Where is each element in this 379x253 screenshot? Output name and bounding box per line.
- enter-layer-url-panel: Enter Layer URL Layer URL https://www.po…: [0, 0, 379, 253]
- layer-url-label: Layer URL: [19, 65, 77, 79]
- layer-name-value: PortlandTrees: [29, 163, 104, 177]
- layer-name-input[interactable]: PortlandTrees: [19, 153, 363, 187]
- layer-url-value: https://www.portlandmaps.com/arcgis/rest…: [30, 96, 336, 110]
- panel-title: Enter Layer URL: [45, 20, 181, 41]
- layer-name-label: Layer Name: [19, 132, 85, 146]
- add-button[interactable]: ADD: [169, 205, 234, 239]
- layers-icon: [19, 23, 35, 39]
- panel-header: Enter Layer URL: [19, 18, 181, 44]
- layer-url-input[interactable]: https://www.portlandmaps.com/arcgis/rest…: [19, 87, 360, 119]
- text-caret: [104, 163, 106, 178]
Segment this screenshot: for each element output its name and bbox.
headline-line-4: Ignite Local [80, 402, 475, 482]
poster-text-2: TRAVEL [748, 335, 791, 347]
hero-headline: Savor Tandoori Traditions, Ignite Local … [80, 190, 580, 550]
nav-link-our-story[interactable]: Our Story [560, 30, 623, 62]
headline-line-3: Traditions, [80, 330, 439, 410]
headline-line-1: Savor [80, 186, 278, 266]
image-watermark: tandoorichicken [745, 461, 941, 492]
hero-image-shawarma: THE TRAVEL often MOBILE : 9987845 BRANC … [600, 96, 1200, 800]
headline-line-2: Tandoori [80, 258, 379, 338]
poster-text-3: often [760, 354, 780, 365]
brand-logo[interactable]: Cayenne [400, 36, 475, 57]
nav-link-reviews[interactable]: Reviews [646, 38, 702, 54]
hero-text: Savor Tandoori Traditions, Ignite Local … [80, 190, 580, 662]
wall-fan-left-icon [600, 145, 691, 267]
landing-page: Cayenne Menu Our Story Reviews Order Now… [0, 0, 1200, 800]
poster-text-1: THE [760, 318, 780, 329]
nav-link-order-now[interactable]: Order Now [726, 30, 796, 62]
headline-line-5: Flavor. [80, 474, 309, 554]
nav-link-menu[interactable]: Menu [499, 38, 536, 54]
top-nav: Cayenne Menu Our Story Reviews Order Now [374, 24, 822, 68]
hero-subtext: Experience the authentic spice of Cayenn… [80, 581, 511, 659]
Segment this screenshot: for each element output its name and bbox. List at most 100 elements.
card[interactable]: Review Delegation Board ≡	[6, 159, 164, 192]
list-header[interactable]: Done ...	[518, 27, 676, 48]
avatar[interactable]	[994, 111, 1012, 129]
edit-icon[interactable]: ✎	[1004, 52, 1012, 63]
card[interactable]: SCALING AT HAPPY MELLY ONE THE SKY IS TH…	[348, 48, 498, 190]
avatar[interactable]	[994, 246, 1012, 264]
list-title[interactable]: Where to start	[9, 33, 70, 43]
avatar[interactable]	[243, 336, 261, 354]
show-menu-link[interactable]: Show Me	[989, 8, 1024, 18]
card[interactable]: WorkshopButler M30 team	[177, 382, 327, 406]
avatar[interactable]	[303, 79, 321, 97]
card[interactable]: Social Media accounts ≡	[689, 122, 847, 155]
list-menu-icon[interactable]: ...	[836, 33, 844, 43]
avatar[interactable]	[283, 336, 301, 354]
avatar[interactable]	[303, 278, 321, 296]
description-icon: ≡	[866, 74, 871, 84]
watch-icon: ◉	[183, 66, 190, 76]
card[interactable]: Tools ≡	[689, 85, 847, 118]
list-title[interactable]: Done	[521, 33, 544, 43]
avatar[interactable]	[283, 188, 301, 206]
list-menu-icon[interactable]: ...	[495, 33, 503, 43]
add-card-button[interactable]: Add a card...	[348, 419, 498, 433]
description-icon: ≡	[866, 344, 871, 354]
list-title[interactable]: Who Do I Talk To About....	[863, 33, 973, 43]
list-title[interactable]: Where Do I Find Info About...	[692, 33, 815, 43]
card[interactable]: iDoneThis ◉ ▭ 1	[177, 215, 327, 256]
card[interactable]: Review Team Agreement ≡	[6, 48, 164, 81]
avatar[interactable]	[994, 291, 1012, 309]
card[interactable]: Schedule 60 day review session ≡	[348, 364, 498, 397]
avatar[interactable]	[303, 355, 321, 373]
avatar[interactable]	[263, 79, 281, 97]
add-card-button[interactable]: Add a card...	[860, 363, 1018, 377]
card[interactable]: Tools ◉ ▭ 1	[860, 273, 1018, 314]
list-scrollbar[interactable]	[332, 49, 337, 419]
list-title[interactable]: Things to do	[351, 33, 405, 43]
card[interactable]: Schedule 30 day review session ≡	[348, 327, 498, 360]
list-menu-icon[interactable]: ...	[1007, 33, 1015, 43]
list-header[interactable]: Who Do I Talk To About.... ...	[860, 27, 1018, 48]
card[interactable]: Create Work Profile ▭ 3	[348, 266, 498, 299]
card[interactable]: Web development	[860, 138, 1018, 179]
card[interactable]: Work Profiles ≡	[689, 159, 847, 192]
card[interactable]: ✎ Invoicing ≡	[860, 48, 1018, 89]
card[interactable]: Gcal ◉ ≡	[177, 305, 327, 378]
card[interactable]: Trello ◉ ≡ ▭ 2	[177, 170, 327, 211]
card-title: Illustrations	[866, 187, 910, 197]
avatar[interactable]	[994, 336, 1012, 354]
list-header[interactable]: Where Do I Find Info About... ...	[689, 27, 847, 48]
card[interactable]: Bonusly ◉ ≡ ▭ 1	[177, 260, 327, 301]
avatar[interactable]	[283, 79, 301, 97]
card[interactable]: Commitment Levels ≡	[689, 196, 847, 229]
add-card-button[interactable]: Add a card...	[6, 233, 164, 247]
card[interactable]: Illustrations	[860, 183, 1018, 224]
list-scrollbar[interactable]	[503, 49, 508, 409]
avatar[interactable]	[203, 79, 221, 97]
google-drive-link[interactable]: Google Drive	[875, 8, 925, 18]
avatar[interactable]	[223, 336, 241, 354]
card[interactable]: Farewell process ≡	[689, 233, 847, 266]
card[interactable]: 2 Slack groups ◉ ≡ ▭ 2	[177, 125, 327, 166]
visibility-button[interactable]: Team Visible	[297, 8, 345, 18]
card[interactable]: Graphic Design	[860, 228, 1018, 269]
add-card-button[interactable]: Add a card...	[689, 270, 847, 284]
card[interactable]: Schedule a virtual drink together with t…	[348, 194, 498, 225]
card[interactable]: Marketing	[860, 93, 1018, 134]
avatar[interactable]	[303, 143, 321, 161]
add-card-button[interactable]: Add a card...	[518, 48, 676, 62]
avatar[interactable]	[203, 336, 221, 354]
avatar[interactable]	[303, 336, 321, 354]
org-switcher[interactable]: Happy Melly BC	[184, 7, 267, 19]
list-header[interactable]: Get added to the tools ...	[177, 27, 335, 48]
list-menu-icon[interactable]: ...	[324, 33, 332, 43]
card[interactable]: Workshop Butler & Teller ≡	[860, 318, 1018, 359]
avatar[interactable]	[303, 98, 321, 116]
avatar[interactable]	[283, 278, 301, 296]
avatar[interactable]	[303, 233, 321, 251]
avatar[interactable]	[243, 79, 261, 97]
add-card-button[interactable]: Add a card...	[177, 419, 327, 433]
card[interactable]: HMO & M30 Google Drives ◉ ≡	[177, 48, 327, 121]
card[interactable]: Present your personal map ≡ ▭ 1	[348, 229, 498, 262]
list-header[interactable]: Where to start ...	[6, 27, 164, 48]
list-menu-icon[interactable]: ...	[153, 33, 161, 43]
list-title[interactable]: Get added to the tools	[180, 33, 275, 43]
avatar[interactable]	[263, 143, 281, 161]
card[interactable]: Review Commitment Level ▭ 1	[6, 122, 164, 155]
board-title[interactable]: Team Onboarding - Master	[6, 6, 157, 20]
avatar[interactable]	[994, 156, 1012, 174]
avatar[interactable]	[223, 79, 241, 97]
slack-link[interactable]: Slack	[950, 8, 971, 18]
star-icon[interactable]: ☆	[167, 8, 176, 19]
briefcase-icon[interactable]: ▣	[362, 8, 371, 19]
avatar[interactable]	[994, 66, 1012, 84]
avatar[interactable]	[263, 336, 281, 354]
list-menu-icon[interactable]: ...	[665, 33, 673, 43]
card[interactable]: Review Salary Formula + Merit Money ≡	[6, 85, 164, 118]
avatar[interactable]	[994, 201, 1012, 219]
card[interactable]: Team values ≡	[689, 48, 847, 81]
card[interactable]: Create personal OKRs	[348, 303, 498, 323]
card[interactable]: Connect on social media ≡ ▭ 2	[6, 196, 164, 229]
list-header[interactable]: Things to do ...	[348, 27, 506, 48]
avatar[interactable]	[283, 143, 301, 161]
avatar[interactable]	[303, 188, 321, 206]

====

▸ **Given request**: Swap "screenshot" for "screen capture" in the entries from the beginning through the line containing "headline-line-4: Ignite Local", and give back only those lines with everything else left as it is.

▸ **Response to the task**:
Where is each element in this 379x253 screen capture? Output name and bounding box per line.
- enter-layer-url-panel: Enter Layer URL Layer URL https://www.po…: [0, 0, 379, 253]
- layer-url-label: Layer URL: [19, 65, 77, 79]
- layer-name-value: PortlandTrees: [29, 163, 104, 177]
- layer-name-input[interactable]: PortlandTrees: [19, 153, 363, 187]
- layer-url-value: https://www.portlandmaps.com/arcgis/rest…: [30, 96, 336, 110]
- panel-title: Enter Layer URL: [45, 20, 181, 41]
- layer-name-label: Layer Name: [19, 132, 85, 146]
- add-button[interactable]: ADD: [169, 205, 234, 239]
- layers-icon: [19, 23, 35, 39]
- panel-header: Enter Layer URL: [19, 18, 181, 44]
- layer-url-input[interactable]: https://www.portlandmaps.com/arcgis/rest…: [19, 87, 360, 119]
- text-caret: [104, 163, 106, 178]
Segment this screen capture: for each element output its name and bbox.
headline-line-4: Ignite Local [80, 402, 475, 482]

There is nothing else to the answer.